** START Stored records **

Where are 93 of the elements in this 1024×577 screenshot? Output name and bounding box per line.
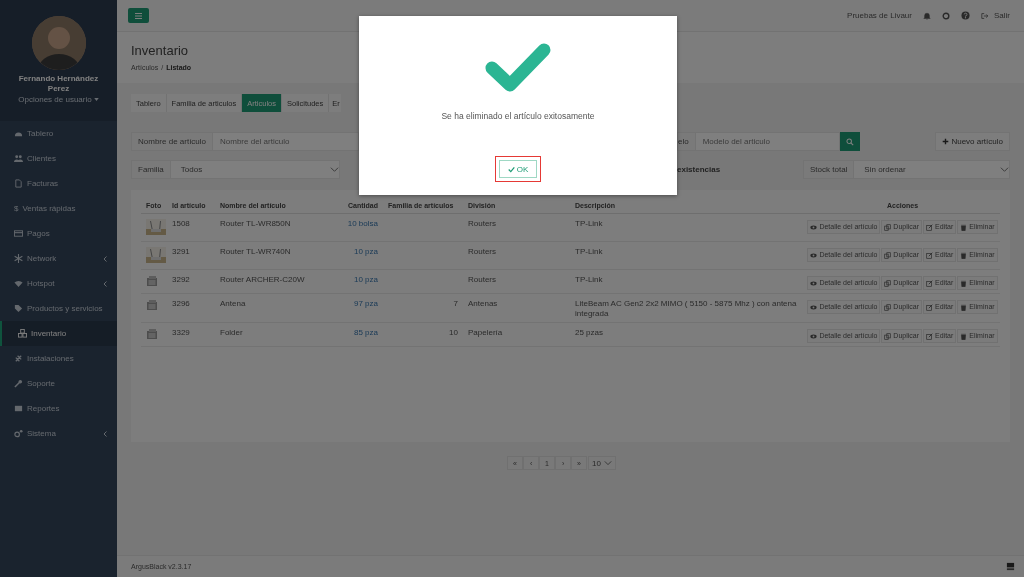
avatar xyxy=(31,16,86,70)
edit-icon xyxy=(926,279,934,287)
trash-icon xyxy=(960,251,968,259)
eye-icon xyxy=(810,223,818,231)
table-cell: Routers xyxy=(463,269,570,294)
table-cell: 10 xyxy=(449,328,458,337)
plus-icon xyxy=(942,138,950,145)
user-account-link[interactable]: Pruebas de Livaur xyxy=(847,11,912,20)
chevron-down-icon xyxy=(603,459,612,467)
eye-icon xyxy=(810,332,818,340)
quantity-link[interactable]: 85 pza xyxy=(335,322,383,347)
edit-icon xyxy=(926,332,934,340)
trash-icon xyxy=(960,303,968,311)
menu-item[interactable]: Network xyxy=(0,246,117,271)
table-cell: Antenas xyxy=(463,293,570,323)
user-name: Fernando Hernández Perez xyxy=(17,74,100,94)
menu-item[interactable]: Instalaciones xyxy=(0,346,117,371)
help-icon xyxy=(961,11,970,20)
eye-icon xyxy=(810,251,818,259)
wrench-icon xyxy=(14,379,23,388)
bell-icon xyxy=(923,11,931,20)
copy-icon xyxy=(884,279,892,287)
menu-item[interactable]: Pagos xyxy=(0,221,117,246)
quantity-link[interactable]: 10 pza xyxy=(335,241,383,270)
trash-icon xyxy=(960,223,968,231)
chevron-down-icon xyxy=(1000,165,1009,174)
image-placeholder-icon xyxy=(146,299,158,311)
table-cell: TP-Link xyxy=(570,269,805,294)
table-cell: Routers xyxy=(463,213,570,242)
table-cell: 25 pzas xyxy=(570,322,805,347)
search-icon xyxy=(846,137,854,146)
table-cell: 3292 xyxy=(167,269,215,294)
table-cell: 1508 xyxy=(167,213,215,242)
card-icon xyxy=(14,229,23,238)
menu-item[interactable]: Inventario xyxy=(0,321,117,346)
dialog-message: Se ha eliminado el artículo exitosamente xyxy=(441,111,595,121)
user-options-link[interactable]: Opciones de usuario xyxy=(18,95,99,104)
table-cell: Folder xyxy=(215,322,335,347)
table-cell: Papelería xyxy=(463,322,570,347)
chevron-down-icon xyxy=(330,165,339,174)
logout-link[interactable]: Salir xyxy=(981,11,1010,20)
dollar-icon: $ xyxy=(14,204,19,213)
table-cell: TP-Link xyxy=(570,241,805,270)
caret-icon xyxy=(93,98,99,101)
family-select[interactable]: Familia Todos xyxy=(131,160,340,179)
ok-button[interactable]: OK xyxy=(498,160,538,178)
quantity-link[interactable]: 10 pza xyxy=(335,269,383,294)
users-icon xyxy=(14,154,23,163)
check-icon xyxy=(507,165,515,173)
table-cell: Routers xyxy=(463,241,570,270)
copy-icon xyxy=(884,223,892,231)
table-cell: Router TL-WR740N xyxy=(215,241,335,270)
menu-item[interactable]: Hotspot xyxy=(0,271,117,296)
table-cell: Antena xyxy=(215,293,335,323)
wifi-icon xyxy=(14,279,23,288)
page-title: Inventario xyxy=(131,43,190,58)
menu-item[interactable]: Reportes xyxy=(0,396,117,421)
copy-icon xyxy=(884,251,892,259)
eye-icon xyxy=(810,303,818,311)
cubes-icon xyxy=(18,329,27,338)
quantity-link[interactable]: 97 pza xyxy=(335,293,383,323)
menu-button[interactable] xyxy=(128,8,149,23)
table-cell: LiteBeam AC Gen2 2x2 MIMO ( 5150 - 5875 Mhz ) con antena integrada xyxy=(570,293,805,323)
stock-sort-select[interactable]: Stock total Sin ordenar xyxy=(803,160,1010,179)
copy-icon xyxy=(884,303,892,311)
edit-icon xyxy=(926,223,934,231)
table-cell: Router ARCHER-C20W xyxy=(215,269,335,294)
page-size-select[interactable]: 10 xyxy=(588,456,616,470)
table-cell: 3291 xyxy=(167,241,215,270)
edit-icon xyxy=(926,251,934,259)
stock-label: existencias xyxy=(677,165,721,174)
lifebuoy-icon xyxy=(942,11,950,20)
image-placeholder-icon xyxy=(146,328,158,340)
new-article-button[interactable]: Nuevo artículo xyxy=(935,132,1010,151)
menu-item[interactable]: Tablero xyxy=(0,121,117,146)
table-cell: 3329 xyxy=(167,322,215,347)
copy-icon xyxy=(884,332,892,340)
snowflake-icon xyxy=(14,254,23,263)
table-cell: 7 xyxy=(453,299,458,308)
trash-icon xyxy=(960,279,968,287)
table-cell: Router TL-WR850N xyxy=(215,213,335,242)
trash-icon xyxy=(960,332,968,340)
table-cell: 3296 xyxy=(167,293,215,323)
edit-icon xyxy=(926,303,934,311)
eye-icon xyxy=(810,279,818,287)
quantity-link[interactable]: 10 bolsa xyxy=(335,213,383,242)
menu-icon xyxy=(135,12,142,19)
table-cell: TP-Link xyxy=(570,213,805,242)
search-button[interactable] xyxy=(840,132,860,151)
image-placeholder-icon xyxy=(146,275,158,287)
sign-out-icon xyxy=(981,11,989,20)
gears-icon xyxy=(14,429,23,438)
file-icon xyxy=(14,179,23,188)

** END Stored records **
** START Stored records **

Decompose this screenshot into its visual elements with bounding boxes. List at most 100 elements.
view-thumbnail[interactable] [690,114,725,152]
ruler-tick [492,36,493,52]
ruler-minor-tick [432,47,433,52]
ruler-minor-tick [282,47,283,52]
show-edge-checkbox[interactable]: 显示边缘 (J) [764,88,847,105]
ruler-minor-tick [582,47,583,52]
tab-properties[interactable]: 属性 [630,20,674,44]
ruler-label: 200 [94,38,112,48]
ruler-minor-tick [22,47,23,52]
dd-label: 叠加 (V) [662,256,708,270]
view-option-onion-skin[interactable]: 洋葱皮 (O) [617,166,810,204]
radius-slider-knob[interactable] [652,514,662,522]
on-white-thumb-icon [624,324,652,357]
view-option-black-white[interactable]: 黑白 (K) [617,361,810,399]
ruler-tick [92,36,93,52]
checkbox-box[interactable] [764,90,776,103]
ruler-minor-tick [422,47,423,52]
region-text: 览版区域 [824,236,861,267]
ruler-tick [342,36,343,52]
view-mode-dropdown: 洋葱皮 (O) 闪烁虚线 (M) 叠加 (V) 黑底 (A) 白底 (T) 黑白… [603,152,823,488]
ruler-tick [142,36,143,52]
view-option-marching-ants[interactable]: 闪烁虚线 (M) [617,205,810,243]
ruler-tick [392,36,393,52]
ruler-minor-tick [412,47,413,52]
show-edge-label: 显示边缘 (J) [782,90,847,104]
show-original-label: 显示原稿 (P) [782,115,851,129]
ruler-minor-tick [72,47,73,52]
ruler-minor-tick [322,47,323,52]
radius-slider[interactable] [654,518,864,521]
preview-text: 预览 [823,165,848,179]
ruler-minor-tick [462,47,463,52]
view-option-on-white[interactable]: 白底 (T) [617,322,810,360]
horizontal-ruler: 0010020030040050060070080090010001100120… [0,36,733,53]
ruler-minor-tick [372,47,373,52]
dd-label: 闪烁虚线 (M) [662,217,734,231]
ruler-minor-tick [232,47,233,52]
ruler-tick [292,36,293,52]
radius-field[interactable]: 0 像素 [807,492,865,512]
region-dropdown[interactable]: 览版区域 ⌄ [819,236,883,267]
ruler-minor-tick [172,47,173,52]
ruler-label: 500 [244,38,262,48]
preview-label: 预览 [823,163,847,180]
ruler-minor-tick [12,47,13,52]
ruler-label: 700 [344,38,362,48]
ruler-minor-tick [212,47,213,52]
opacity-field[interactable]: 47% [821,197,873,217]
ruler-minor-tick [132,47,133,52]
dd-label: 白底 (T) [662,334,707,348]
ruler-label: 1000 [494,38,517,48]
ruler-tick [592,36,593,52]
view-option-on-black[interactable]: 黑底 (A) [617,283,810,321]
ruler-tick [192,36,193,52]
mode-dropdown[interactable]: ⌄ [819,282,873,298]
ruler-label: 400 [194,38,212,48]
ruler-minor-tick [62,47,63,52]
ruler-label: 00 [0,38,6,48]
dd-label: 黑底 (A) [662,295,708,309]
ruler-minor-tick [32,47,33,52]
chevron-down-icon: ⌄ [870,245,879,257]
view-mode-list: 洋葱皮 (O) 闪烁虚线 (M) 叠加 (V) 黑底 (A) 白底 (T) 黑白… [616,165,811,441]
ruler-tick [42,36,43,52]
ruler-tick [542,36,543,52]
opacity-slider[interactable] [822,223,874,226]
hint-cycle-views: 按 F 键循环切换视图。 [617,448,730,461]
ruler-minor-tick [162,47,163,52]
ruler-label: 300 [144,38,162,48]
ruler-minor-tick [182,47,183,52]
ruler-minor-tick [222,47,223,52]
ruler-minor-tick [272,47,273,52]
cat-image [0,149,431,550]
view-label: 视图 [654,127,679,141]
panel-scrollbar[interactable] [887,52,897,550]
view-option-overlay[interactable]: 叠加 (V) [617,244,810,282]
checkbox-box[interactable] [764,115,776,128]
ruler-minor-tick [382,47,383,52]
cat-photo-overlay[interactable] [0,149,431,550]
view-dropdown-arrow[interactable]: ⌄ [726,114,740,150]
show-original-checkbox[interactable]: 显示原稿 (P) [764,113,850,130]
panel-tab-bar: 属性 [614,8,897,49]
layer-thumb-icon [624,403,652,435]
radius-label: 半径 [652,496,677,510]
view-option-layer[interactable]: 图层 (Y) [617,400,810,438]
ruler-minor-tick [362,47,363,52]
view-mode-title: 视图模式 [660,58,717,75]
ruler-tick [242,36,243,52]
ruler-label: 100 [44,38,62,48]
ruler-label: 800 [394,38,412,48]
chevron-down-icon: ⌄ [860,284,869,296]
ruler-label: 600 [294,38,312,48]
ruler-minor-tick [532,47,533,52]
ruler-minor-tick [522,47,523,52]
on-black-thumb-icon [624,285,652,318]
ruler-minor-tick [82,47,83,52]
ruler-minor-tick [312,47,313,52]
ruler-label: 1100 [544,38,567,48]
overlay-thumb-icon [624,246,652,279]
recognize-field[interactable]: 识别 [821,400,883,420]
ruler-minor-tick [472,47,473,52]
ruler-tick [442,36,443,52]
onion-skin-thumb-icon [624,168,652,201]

** END Stored records **

Set down the item lines above without any change, starting with the line that contains "Decompose this screenshot" and going on through the line that contains "dd-label: 叠加 (V) [662,256,708,270]". Include both of those lines.

* [Solved problem]:
Decompose this screenshot into its visual elements with bounding boxes. List at most 100 elements.
view-thumbnail[interactable] [690,114,725,152]
ruler-tick [492,36,493,52]
ruler-minor-tick [432,47,433,52]
ruler-minor-tick [282,47,283,52]
show-edge-checkbox[interactable]: 显示边缘 (J) [764,88,847,105]
ruler-minor-tick [582,47,583,52]
tab-properties[interactable]: 属性 [630,20,674,44]
ruler-label: 200 [94,38,112,48]
ruler-minor-tick [22,47,23,52]
dd-label: 叠加 (V) [662,256,708,270]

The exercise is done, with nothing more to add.